GOAL OF THE EXERCISE: In the entries from the first line up to and including the line with "legend-label: 2023年 [916, 39, 962, 54]", change "y-tick-label" to "y-axis-label" and give those lines again with everything else left as it is.

++++++

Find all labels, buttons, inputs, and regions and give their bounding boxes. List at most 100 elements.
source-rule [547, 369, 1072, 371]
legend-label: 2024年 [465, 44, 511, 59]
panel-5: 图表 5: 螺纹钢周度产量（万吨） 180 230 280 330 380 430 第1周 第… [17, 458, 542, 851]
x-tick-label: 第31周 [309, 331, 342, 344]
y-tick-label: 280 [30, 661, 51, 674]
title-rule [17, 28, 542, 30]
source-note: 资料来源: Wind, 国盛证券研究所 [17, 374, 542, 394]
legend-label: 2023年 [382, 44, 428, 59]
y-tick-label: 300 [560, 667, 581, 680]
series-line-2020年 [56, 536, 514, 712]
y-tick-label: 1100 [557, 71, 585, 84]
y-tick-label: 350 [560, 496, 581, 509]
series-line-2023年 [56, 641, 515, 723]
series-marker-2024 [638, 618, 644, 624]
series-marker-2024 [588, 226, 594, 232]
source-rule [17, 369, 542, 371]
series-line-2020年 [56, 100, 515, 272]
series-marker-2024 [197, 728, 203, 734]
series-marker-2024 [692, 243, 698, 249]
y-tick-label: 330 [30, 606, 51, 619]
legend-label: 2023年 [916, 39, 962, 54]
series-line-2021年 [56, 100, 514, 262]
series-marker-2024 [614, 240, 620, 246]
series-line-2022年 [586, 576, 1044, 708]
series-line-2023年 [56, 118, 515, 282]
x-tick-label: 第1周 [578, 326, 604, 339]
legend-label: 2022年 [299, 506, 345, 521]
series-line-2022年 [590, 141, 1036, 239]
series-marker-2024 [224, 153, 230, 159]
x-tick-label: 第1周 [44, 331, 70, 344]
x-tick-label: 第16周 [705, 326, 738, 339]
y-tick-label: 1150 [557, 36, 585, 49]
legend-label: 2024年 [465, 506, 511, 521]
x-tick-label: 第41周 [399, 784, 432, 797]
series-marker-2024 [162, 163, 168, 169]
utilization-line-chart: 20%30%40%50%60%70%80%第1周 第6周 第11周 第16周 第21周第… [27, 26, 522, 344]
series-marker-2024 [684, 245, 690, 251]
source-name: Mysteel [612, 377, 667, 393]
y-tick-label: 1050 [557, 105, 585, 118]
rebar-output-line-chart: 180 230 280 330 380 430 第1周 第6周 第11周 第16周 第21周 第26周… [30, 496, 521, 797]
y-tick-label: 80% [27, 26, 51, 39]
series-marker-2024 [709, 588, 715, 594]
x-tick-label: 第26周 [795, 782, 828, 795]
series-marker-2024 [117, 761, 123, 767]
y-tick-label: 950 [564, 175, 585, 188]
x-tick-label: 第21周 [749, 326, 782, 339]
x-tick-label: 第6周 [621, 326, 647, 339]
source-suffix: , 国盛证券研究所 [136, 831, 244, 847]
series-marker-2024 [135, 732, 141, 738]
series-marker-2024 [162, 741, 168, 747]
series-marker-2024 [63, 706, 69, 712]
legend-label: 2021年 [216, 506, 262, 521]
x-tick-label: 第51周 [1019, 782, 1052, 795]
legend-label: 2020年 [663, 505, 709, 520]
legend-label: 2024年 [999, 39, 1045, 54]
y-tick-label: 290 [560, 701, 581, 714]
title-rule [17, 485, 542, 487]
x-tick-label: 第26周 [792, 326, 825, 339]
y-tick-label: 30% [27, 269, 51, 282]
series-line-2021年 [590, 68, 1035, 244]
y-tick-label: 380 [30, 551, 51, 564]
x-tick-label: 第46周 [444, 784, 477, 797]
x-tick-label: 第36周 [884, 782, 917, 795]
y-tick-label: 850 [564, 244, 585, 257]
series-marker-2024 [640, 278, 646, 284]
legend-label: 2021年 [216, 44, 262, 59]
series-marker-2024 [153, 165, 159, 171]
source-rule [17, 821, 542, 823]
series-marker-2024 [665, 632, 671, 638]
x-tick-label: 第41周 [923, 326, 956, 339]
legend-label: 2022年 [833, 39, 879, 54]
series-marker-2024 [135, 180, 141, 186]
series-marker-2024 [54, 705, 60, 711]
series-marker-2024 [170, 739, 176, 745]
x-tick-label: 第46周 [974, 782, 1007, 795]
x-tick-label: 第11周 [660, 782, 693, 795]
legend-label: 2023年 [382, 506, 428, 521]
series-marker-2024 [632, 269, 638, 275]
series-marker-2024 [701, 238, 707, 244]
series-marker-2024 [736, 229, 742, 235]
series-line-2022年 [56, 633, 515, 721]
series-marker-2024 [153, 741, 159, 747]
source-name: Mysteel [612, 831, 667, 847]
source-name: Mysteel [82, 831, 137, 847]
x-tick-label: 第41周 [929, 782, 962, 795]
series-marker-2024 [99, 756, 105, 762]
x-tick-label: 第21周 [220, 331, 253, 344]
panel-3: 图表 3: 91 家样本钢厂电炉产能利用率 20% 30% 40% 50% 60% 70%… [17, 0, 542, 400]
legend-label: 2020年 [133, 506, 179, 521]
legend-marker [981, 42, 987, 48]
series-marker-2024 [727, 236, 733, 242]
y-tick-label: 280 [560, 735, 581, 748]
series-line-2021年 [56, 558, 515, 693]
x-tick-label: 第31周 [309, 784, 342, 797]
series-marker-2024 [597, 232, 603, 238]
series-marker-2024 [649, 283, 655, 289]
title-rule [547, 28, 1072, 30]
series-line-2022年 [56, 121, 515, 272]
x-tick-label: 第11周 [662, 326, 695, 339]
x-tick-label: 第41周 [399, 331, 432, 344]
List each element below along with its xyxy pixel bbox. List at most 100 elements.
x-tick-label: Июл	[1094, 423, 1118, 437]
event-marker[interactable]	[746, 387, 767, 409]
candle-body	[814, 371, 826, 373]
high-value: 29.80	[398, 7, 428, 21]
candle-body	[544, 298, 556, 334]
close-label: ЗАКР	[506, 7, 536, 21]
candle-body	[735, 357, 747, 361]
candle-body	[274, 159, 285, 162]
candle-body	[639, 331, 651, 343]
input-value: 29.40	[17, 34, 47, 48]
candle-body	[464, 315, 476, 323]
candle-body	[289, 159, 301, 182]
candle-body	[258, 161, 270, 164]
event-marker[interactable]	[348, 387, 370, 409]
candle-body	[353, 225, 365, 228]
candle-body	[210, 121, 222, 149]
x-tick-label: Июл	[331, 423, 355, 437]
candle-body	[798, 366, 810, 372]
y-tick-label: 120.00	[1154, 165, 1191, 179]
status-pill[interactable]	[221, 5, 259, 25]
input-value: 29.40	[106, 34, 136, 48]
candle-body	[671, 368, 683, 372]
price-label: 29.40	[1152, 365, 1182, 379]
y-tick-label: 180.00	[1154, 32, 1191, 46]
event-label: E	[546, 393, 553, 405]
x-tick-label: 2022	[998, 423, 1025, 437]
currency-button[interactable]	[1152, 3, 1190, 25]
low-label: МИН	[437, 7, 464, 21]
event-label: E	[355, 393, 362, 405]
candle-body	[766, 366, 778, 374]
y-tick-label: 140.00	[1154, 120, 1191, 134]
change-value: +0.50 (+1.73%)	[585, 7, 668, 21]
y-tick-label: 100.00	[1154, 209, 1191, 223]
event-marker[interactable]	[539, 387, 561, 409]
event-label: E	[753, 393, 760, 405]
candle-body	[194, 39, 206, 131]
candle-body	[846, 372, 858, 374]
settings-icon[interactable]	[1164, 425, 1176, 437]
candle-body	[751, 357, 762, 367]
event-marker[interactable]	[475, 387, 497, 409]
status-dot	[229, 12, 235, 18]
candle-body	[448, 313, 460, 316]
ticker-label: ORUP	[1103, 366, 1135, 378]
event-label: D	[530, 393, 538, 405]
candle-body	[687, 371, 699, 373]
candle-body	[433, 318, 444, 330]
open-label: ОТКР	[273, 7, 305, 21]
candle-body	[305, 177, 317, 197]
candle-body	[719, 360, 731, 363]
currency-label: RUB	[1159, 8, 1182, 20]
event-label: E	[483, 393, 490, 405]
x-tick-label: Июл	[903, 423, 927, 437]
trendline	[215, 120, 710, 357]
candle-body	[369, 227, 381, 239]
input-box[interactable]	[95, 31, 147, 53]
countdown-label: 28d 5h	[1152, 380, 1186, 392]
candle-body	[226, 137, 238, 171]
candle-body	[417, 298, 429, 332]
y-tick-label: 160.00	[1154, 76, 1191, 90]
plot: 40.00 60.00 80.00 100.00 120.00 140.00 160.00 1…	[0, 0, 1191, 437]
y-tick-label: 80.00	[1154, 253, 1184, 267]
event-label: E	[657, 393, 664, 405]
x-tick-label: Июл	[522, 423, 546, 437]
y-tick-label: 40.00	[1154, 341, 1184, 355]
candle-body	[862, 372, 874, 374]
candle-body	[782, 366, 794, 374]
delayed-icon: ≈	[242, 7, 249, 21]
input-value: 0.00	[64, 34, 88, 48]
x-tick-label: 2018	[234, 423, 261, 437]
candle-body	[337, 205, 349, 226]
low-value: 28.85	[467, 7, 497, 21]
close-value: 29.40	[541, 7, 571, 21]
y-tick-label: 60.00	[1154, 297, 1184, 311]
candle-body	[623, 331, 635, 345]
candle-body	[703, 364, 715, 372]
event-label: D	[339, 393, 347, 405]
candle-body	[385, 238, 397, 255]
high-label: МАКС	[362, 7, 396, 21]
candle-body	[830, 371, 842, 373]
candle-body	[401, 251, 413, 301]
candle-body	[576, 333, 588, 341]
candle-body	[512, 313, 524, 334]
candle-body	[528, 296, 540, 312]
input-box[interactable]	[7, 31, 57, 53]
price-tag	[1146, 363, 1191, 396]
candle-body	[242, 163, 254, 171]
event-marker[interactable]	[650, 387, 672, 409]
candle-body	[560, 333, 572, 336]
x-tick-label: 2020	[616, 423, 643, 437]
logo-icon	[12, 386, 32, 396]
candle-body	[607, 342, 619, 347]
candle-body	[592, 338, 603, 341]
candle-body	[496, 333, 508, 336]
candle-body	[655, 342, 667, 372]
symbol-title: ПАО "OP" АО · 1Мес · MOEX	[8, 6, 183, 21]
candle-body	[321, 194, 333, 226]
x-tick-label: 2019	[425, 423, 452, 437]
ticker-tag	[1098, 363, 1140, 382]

++++++

RESULT OF THE EXERCISE:
Find all labels, buttons, inputs, and regions and give their bounding boxes. List at most 100 elements.
source-rule [547, 369, 1072, 371]
legend-label: 2024年 [465, 44, 511, 59]
panel-5: 图表 5: 螺纹钢周度产量（万吨） 180 230 280 330 380 430 第1周 第… [17, 458, 542, 851]
x-tick-label: 第31周 [309, 331, 342, 344]
y-axis-label: 280 [30, 661, 51, 674]
title-rule [17, 28, 542, 30]
source-note: 资料来源: Wind, 国盛证券研究所 [17, 374, 542, 394]
legend-label: 2023年 [382, 44, 428, 59]
y-axis-label: 300 [560, 667, 581, 680]
series-line-2020年 [56, 536, 514, 712]
y-axis-label: 1100 [557, 71, 585, 84]
y-axis-label: 350 [560, 496, 581, 509]
series-line-2023年 [56, 641, 515, 723]
series-marker-2024 [638, 618, 644, 624]
series-marker-2024 [588, 226, 594, 232]
source-rule [17, 369, 542, 371]
series-line-2020年 [56, 100, 515, 272]
series-marker-2024 [197, 728, 203, 734]
series-marker-2024 [692, 243, 698, 249]
y-axis-label: 330 [30, 606, 51, 619]
legend-label: 2023年 [916, 39, 962, 54]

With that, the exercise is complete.